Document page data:

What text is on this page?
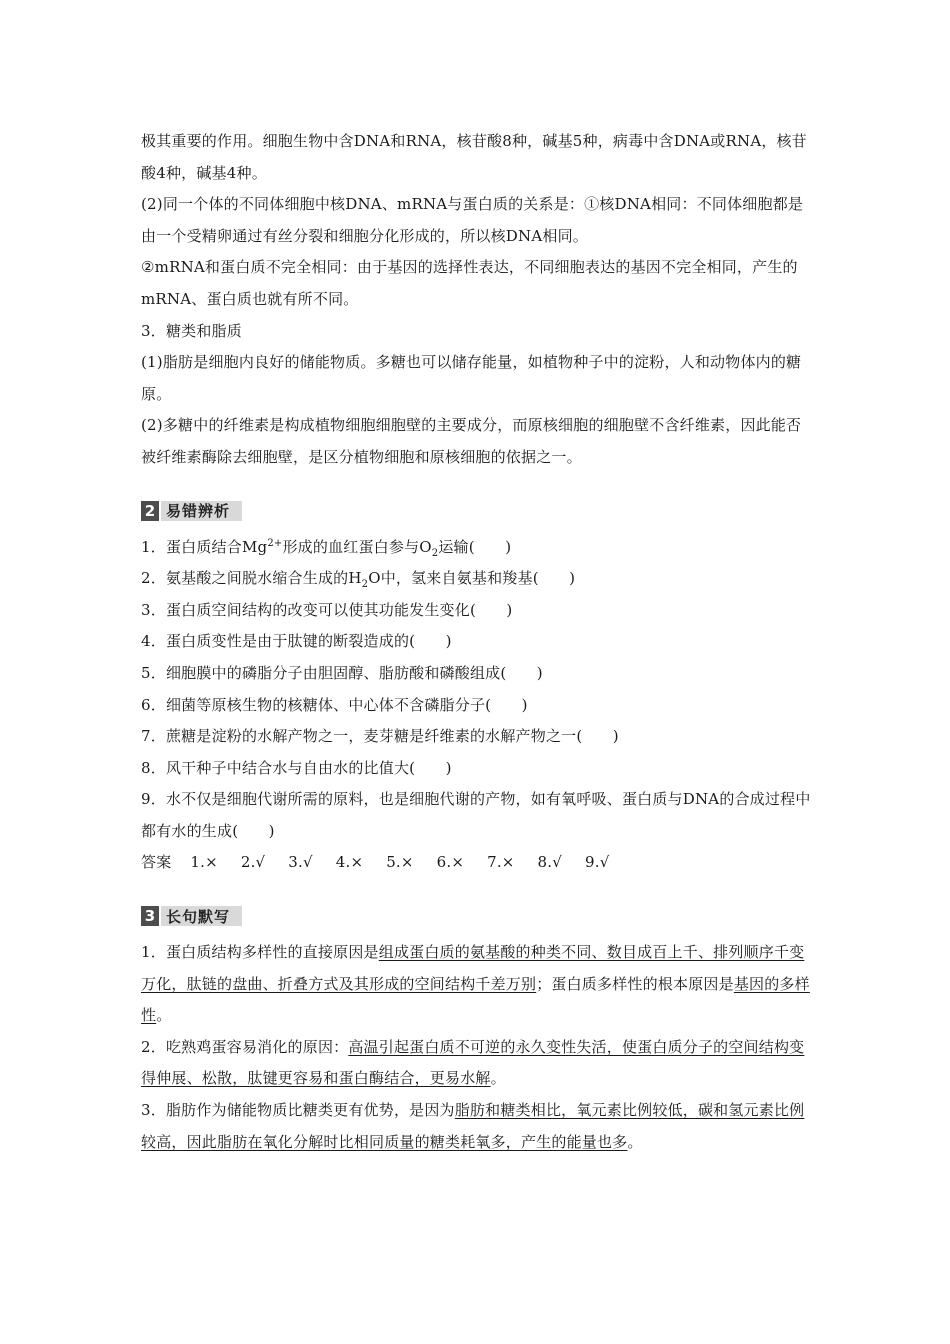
极其重要的作用。细胞生物中含DNA和RNA，核苷酸8种，碱基5种，病毒中含DNA或RNA，核苷酸4种，碱基4种。

(2)同一个体的不同体细胞中核DNA、mRNA与蛋白质的关系是：①核DNA相同：不同体细胞都是由一个受精卵通过有丝分裂和细胞分化形成的，所以核DNA相同。

②mRNA和蛋白质不完全相同：由于基因的选择性表达，不同细胞表达的基因不完全相同，产生的mRNA、蛋白质也就有所不同。

3．糖类和脂质

(1)脂肪是细胞内良好的储能物质。多糖也可以储存能量，如植物种子中的淀粉，人和动物体内的糖原。

(2)多糖中的纤维素是构成植物细胞细胞壁的主要成分，而原核细胞的细胞壁不含纤维素，因此能否被纤维素酶除去细胞壁，是区分植物细胞和原核细胞的依据之一。

2 易错辨析

1．蛋白质结合$Mg^{2+}$形成的血红蛋白参与$O_2$运输(　　)

2．氨基酸之间脱水缩合生成的$H_2O$中，氢来自氨基和羧基(　　)

3．蛋白质空间结构的改变可以使其功能发生变化(　　)

4．蛋白质变性是由于肽键的断裂造成的(　　)

5．细胞膜中的磷脂分子由胆固醇、脂肪酸和磷酸组成(　　)

6．细菌等原核生物的核糖体、中心体不含磷脂分子(　　)

7．蔗糖是淀粉的水解产物之一，麦芽糖是纤维素的水解产物之一(　　)

8．风干种子中结合水与自由水的比值大(　　)

9．水不仅是细胞代谢所需的原料，也是细胞代谢的产物，如有氧呼吸、蛋白质与DNA的合成过程中都有水的生成(　　)

答案 1.× 2.√ 3.√ 4.× 5.× 6.× 7.× 8.√ 9.√

3 长句默写

1．蛋白质结构多样性的直接原因是组成蛋白质的氨基酸的种类不同、数目成百上千、排列顺序千变万化，肽链的盘曲、折叠方式及其形成的空间结构千差万别；蛋白质多样性的根本原因是基因的多样性。

2．吃熟鸡蛋容易消化的原因：高温引起蛋白质不可逆的永久变性失活，使蛋白质分子的空间结构变得伸展、松散，肽键更容易和蛋白酶结合，更易水解。

3．脂肪作为储能物质比糖类更有优势，是因为脂肪和糖类相比，氧元素比例较低，碳和氢元素比例较高，因此脂肪在氧化分解时比相同质量的糖类耗氧多，产生的能量也多。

• [Work required]:
Your copy should match the data above exactly, apart from the pictures.

• [Exercise answer]:
What text is on this page?
极其重要的作用。细胞生物中含DNA和RNA，核苷酸8种，碱基5种，病毒中含DNA或RNA，核苷酸4种，碱基4种。

(2)同一个体的不同体细胞中核DNA、mRNA与蛋白质的关系是：①核DNA相同：不同体细胞都是由一个受精卵通过有丝分裂和细胞分化形成的，所以核DNA相同。

②mRNA和蛋白质不完全相同：由于基因的选择性表达，不同细胞表达的基因不完全相同，产生的mRNA、蛋白质也就有所不同。

3．糖类和脂质

(1)脂肪是细胞内良好的储能物质。多糖也可以储存能量，如植物种子中的淀粉，人和动物体内的糖原。

(2)多糖中的纤维素是构成植物细胞细胞壁的主要成分，而原核细胞的细胞壁不含纤维素，因此能否被纤维素酶除去细胞壁，是区分植物细胞和原核细胞的依据之一。

2 易错辨析

1．蛋白质结合$Mg^{2+}$形成的血红蛋白参与$O_2$运输(　　)

2．氨基酸之间脱水缩合生成的$H_2O$中，氢来自氨基和羧基(　　)

3．蛋白质空间结构的改变可以使其功能发生变化(　　)

4．蛋白质变性是由于肽键的断裂造成的(　　)

5．细胞膜中的磷脂分子由胆固醇、脂肪酸和磷酸组成(　　)

6．细菌等原核生物的核糖体、中心体不含磷脂分子(　　)

7．蔗糖是淀粉的水解产物之一，麦芽糖是纤维素的水解产物之一(　　)

8．风干种子中结合水与自由水的比值大(　　)

9．水不仅是细胞代谢所需的原料，也是细胞代谢的产物，如有氧呼吸、蛋白质与DNA的合成过程中都有水的生成(　　)

答案 1.× 2.√ 3.√ 4.× 5.× 6.× 7.× 8.√ 9.√

3 长句默写

1．蛋白质结构多样性的直接原因是组成蛋白质的氨基酸的种类不同、数目成百上千、排列顺序千变万化，肽链的盘曲、折叠方式及其形成的空间结构千差万别；蛋白质多样性的根本原因是基因的多样性。

2．吃熟鸡蛋容易消化的原因：高温引起蛋白质不可逆的永久变性失活，使蛋白质分子的空间结构变得伸展、松散，肽键更容易和蛋白酶结合，更易水解。

3．脂肪作为储能物质比糖类更有优势，是因为脂肪和糖类相比，氧元素比例较低，碳和氢元素比例较高，因此脂肪在氧化分解时比相同质量的糖类耗氧多，产生的能量也多。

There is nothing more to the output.